▶ [Task details] Transcribe the material in full. Nothing should differ except that the pictures are left out.
━━━━━━━━
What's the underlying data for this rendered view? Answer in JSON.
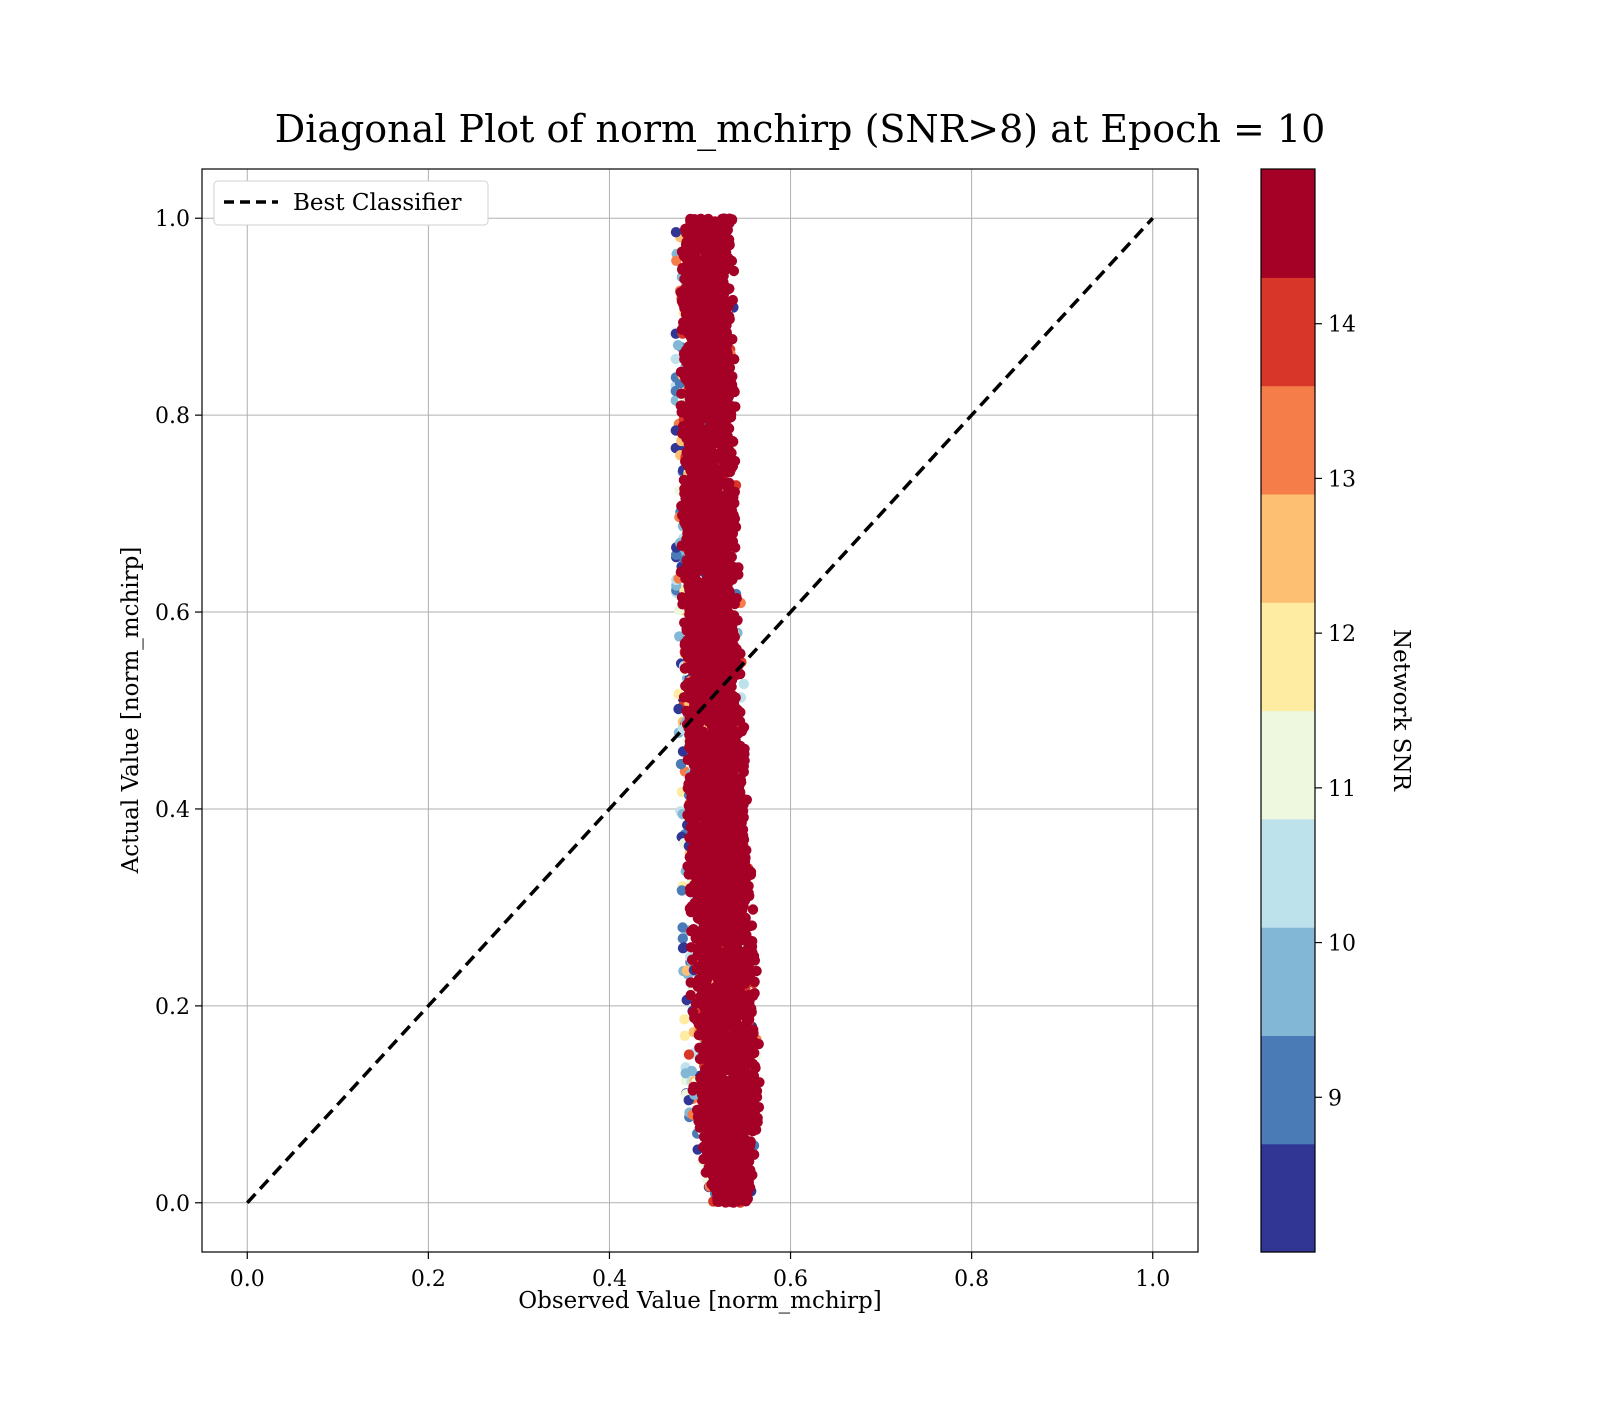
{
  "chart_data": {
    "type": "scatter",
    "title": "Diagonal Plot of norm_mchirp (SNR>8) at Epoch = 10",
    "xlabel": "Observed Value [norm_mchirp]",
    "ylabel": "Actual Value [norm_mchirp]",
    "xlim": [
      -0.05,
      1.05
    ],
    "ylim": [
      -0.05,
      1.05
    ],
    "xticks": [
      "0.0",
      "0.2",
      "0.4",
      "0.6",
      "0.8",
      "1.0"
    ],
    "yticks": [
      "0.0",
      "0.2",
      "0.4",
      "0.6",
      "0.8",
      "1.0"
    ],
    "grid": true,
    "legend": {
      "placement": "upper-left",
      "entries": [
        {
          "label": "Best Classifier",
          "style": "dashed",
          "color": "#000000"
        }
      ]
    },
    "reference_line": {
      "name": "Best Classifier",
      "x": [
        0.0,
        1.0
      ],
      "y": [
        0.0,
        1.0
      ]
    },
    "point_cloud": {
      "description_free": true,
      "center_line": [
        {
          "y": 0.0,
          "x": 0.535
        },
        {
          "y": 0.2,
          "x": 0.527
        },
        {
          "y": 0.4,
          "x": 0.52
        },
        {
          "y": 0.6,
          "x": 0.513
        },
        {
          "y": 0.8,
          "x": 0.51
        },
        {
          "y": 1.0,
          "x": 0.508
        }
      ],
      "half_width": [
        {
          "y": 0.0,
          "x": 0.022
        },
        {
          "y": 0.1,
          "x": 0.04
        },
        {
          "y": 0.5,
          "x": 0.035
        },
        {
          "y": 1.0,
          "x": 0.03
        }
      ],
      "y_range": [
        0.0,
        1.0
      ],
      "color_value_range": [
        8.0,
        15.0
      ]
    },
    "colorbar": {
      "label": "Network SNR",
      "range": [
        8.0,
        15.0
      ],
      "bins": [
        {
          "from": 8.0,
          "to": 8.7,
          "color": "#313695"
        },
        {
          "from": 8.7,
          "to": 9.4,
          "color": "#4a7bb7"
        },
        {
          "from": 9.4,
          "to": 10.1,
          "color": "#82b7d6"
        },
        {
          "from": 10.1,
          "to": 10.8,
          "color": "#bde2ec"
        },
        {
          "from": 10.8,
          "to": 11.5,
          "color": "#edf8df"
        },
        {
          "from": 11.5,
          "to": 12.2,
          "color": "#feeca2"
        },
        {
          "from": 12.2,
          "to": 12.9,
          "color": "#fdbf71"
        },
        {
          "from": 12.9,
          "to": 13.6,
          "color": "#f57d4a"
        },
        {
          "from": 13.6,
          "to": 14.3,
          "color": "#d83628"
        },
        {
          "from": 14.3,
          "to": 15.0,
          "color": "#a50026"
        }
      ],
      "ticks": [
        9,
        10,
        11,
        12,
        13,
        14
      ],
      "tick_labels": [
        "9",
        "10",
        "11",
        "12",
        "13",
        "14"
      ]
    }
  }
}
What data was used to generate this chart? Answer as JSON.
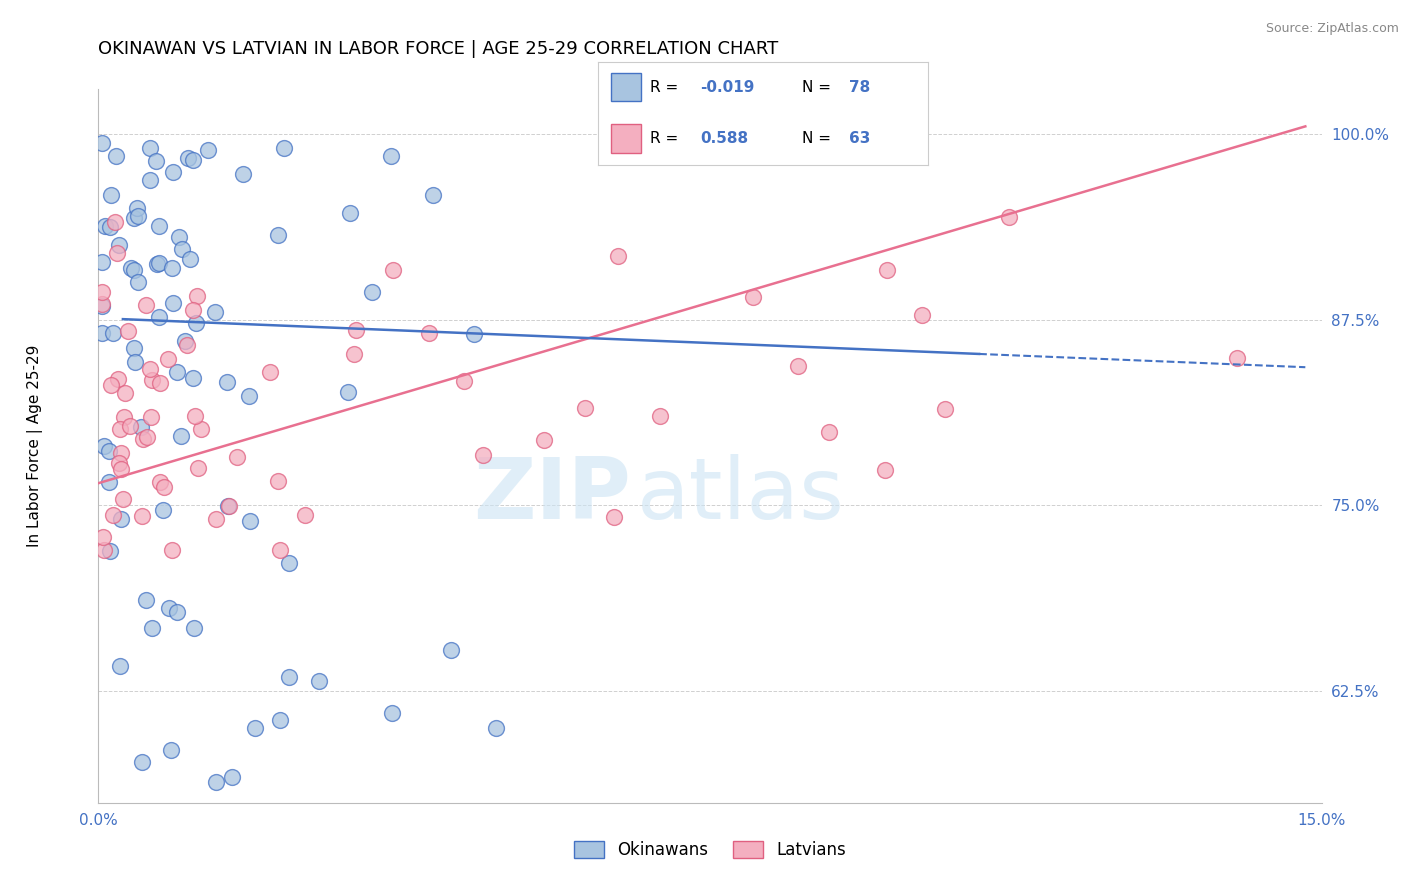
{
  "title": "OKINAWAN VS LATVIAN IN LABOR FORCE | AGE 25-29 CORRELATION CHART",
  "source_text": "Source: ZipAtlas.com",
  "xlim": [
    0.0,
    0.15
  ],
  "ylim": [
    0.55,
    1.03
  ],
  "okinawan_fill": "#a8c4e0",
  "okinawan_edge": "#4472c4",
  "latvian_fill": "#f4afc0",
  "latvian_edge": "#e06080",
  "trend_blue": "#4472c4",
  "trend_pink": "#e87090",
  "legend_label_okinawan": "Okinawans",
  "legend_label_latvian": "Latvians",
  "R_okinawan": -0.019,
  "N_okinawan": 78,
  "R_latvian": 0.588,
  "N_latvian": 63,
  "ylabel": "In Labor Force | Age 25-29",
  "background_color": "#ffffff",
  "watermark_zip": "ZIP",
  "watermark_atlas": "atlas",
  "tick_color": "#4472c4",
  "yticks": [
    0.625,
    0.75,
    0.875,
    1.0
  ],
  "xticks": [
    0.0,
    0.15
  ]
}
━━━━━━━━
▶ [Result]
What's the underlying data for this rendered view? Answer in JSON.
{
  "chart_data": {
    "type": "scatter",
    "title": "Diagonal Plot of norm_mchirp (SNR>8) at Epoch = 10",
    "xlabel": "Observed Value [norm_mchirp]",
    "ylabel": "Actual Value [norm_mchirp]",
    "xlim": [
      -0.05,
      1.05
    ],
    "ylim": [
      -0.05,
      1.05
    ],
    "xticks": [
      "0.0",
      "0.2",
      "0.4",
      "0.6",
      "0.8",
      "1.0"
    ],
    "yticks": [
      "0.0",
      "0.2",
      "0.4",
      "0.6",
      "0.8",
      "1.0"
    ],
    "grid": true,
    "legend": {
      "placement": "upper-left",
      "entries": [
        {
          "label": "Best Classifier",
          "style": "dashed",
          "color": "#000000"
        }
      ]
    },
    "reference_line": {
      "name": "Best Classifier",
      "x": [
        0.0,
        1.0
      ],
      "y": [
        0.0,
        1.0
      ]
    },
    "point_cloud": {
      "description_free": true,
      "center_line": [
        {
          "y": 0.0,
          "x": 0.535
        },
        {
          "y": 0.2,
          "x": 0.527
        },
        {
          "y": 0.4,
          "x": 0.52
        },
        {
          "y": 0.6,
          "x": 0.513
        },
        {
          "y": 0.8,
          "x": 0.51
        },
        {
          "y": 1.0,
          "x": 0.508
        }
      ],
      "half_width": [
        {
          "y": 0.0,
          "x": 0.022
        },
        {
          "y": 0.1,
          "x": 0.04
        },
        {
          "y": 0.5,
          "x": 0.035
        },
        {
          "y": 1.0,
          "x": 0.03
        }
      ],
      "y_range": [
        0.0,
        1.0
      ],
      "color_value_range": [
        8.0,
        15.0
      ]
    },
    "colorbar": {
      "label": "Network SNR",
      "range": [
        8.0,
        15.0
      ],
      "bins": [
        {
          "from": 8.0,
          "to": 8.7,
          "color": "#313695"
        },
        {
          "from": 8.7,
          "to": 9.4,
          "color": "#4a7bb7"
        },
        {
          "from": 9.4,
          "to": 10.1,
          "color": "#82b7d6"
        },
        {
          "from": 10.1,
          "to": 10.8,
          "color": "#bde2ec"
        },
        {
          "from": 10.8,
          "to": 11.5,
          "color": "#edf8df"
        },
        {
          "from": 11.5,
          "to": 12.2,
          "color": "#feeca2"
        },
        {
          "from": 12.2,
          "to": 12.9,
          "color": "#fdbf71"
        },
        {
          "from": 12.9,
          "to": 13.6,
          "color": "#f57d4a"
        },
        {
          "from": 13.6,
          "to": 14.3,
          "color": "#d83628"
        },
        {
          "from": 14.3,
          "to": 15.0,
          "color": "#a50026"
        }
      ],
      "ticks": [
        9,
        10,
        11,
        12,
        13,
        14
      ],
      "tick_labels": [
        "9",
        "10",
        "11",
        "12",
        "13",
        "14"
      ]
    }
  }
}
What data was used to generate this chart? Answer as JSON.
{
  "title": "OKINAWAN VS LATVIAN IN LABOR FORCE | AGE 25-29 CORRELATION CHART",
  "source_text": "Source: ZipAtlas.com",
  "xlim": [
    0.0,
    0.15
  ],
  "ylim": [
    0.55,
    1.03
  ],
  "okinawan_fill": "#a8c4e0",
  "okinawan_edge": "#4472c4",
  "latvian_fill": "#f4afc0",
  "latvian_edge": "#e06080",
  "trend_blue": "#4472c4",
  "trend_pink": "#e87090",
  "legend_label_okinawan": "Okinawans",
  "legend_label_latvian": "Latvians",
  "R_okinawan": -0.019,
  "N_okinawan": 78,
  "R_latvian": 0.588,
  "N_latvian": 63,
  "ylabel": "In Labor Force | Age 25-29",
  "background_color": "#ffffff",
  "watermark_zip": "ZIP",
  "watermark_atlas": "atlas",
  "tick_color": "#4472c4",
  "yticks": [
    0.625,
    0.75,
    0.875,
    1.0
  ],
  "xticks": [
    0.0,
    0.15
  ]
}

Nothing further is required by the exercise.